RECORDS PROVIDED:
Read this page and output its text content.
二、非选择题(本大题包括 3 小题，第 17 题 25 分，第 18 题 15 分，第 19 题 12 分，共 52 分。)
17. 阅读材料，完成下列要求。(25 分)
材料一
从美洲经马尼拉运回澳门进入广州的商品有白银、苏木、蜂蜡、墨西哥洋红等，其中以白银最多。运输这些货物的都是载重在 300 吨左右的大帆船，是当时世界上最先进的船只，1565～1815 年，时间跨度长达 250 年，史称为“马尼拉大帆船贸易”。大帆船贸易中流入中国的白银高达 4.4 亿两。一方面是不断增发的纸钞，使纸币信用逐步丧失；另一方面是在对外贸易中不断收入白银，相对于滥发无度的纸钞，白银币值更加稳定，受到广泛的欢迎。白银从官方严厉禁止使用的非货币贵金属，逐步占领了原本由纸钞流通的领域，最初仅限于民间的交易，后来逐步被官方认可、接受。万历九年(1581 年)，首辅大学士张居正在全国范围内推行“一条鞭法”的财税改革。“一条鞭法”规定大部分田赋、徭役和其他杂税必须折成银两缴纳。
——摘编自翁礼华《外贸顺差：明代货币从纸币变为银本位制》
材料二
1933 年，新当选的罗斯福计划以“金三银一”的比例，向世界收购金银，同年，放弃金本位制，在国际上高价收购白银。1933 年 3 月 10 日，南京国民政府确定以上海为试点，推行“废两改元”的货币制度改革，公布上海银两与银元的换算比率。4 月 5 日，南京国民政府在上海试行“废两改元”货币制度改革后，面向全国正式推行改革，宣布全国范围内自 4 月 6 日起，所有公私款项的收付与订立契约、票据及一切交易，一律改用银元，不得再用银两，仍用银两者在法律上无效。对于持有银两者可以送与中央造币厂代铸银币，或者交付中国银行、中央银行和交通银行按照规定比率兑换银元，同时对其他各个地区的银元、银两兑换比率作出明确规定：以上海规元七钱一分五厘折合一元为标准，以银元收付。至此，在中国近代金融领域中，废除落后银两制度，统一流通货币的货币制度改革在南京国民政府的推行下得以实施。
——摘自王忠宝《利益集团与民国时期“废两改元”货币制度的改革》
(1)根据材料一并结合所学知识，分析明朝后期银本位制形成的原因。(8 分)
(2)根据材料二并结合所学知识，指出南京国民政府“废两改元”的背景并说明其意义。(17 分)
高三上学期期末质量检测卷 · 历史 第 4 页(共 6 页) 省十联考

WRITTEN REQUEST: Repeat the listing above without any change.

TASK OUTPUT:
Read this page and output its text content.
二、非选择题(本大题包括 3 小题，第 17 题 25 分，第 18 题 15 分，第 19 题 12 分，共 52 分。)
17. 阅读材料，完成下列要求。(25 分)
材料一
从美洲经马尼拉运回澳门进入广州的商品有白银、苏木、蜂蜡、墨西哥洋红等，其中以白银最多。运输这些货物的都是载重在 300 吨左右的大帆船，是当时世界上最先进的船只，1565～1815 年，时间跨度长达 250 年，史称为“马尼拉大帆船贸易”。大帆船贸易中流入中国的白银高达 4.4 亿两。一方面是不断增发的纸钞，使纸币信用逐步丧失；另一方面是在对外贸易中不断收入白银，相对于滥发无度的纸钞，白银币值更加稳定，受到广泛的欢迎。白银从官方严厉禁止使用的非货币贵金属，逐步占领了原本由纸钞流通的领域，最初仅限于民间的交易，后来逐步被官方认可、接受。万历九年(1581 年)，首辅大学士张居正在全国范围内推行“一条鞭法”的财税改革。“一条鞭法”规定大部分田赋、徭役和其他杂税必须折成银两缴纳。
——摘编自翁礼华《外贸顺差：明代货币从纸币变为银本位制》
材料二
1933 年，新当选的罗斯福计划以“金三银一”的比例，向世界收购金银，同年，放弃金本位制，在国际上高价收购白银。1933 年 3 月 10 日，南京国民政府确定以上海为试点，推行“废两改元”的货币制度改革，公布上海银两与银元的换算比率。4 月 5 日，南京国民政府在上海试行“废两改元”货币制度改革后，面向全国正式推行改革，宣布全国范围内自 4 月 6 日起，所有公私款项的收付与订立契约、票据及一切交易，一律改用银元，不得再用银两，仍用银两者在法律上无效。对于持有银两者可以送与中央造币厂代铸银币，或者交付中国银行、中央银行和交通银行按照规定比率兑换银元，同时对其他各个地区的银元、银两兑换比率作出明确规定：以上海规元七钱一分五厘折合一元为标准，以银元收付。至此，在中国近代金融领域中，废除落后银两制度，统一流通货币的货币制度改革在南京国民政府的推行下得以实施。
——摘自王忠宝《利益集团与民国时期“废两改元”货币制度的改革》
(1)根据材料一并结合所学知识，分析明朝后期银本位制形成的原因。(8 分)
(2)根据材料二并结合所学知识，指出南京国民政府“废两改元”的背景并说明其意义。(17 分)
高三上学期期末质量检测卷 · 历史 第 4 页(共 6 页) 省十联考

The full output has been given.